Start of Source document

4. Start the numerical parser

MindMeld uses a Haskell-based numerical parser for detecting certain numeric expressions like times, dates, and quantities in user queries. The numerical parser is locally started on default port 7151 with this command:

mindmeld num-parse --start

You can start the numerical parser on a different port using the -p command-line flag, for example, mindmeld num-parse --start -p 9000 starts the service on port 9000. If you encounter an error like OS is incompatible with duckling executable, it means that your operating system is not compatible with the pre-compiled numerical parser binary distributed with MindMeld. You instead need to run the numerical parser using Docker as shown below.

docker pull mindmeldworkbench/duckling:master && docker run -ti -d -p 0.0.0.0:7151:7151 mindmeldworkbench/duckling:master

Note

The numerical parser is an optional component of MindMeld. To turn off the numerical parser, in config.py, set NLP_CONFIG = {"system_entity_recognizer": {}}.

Begin New Project

With the setup out of the way, you are now ready to get your feet wet. You can proceed in one of two ways:

  1. Try out a blueprint application. This is the recommended approach for beginners to familiarize themselves with MindMeld. This is also a good starting point if your use case matches one of the blueprint scenarios.
  2. Start a brand new project. This is the approach to take if your specific use case isn't covered by an existing blueprint, or if you prefer to build out your app from scratch.

End of Source document

▸ **To do**
Rewrite the passage on starting the numerical parser from the words "You can start" through "as shown below.", changing "command-line flag" to "command-line option".

Start of Extracted information

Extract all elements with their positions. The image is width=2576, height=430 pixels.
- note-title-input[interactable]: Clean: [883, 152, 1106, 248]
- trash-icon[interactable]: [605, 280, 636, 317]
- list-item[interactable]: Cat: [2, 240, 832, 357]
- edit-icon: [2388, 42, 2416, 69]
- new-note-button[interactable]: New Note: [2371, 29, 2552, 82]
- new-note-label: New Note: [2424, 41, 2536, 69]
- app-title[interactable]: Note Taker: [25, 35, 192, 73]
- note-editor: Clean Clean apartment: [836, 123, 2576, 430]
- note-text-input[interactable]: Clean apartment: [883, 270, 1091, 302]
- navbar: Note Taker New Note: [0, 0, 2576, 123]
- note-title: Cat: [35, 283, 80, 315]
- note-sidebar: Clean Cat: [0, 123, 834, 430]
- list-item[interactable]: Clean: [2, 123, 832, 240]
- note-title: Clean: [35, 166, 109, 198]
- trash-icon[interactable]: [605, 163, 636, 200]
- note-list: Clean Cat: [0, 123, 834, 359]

End of Extracted information

▸ **Task response**
You can start the numerical parser on a different port using the -p command-line option, for example, mindmeld num-parse --start -p 9000 starts the service on port 9000. If you encounter an error like OS is incompatible with duckling executable, it means that your operating system is not compatible with the pre-compiled numerical parser binary distributed with MindMeld. You instead need to run the numerical parser using Docker as shown below.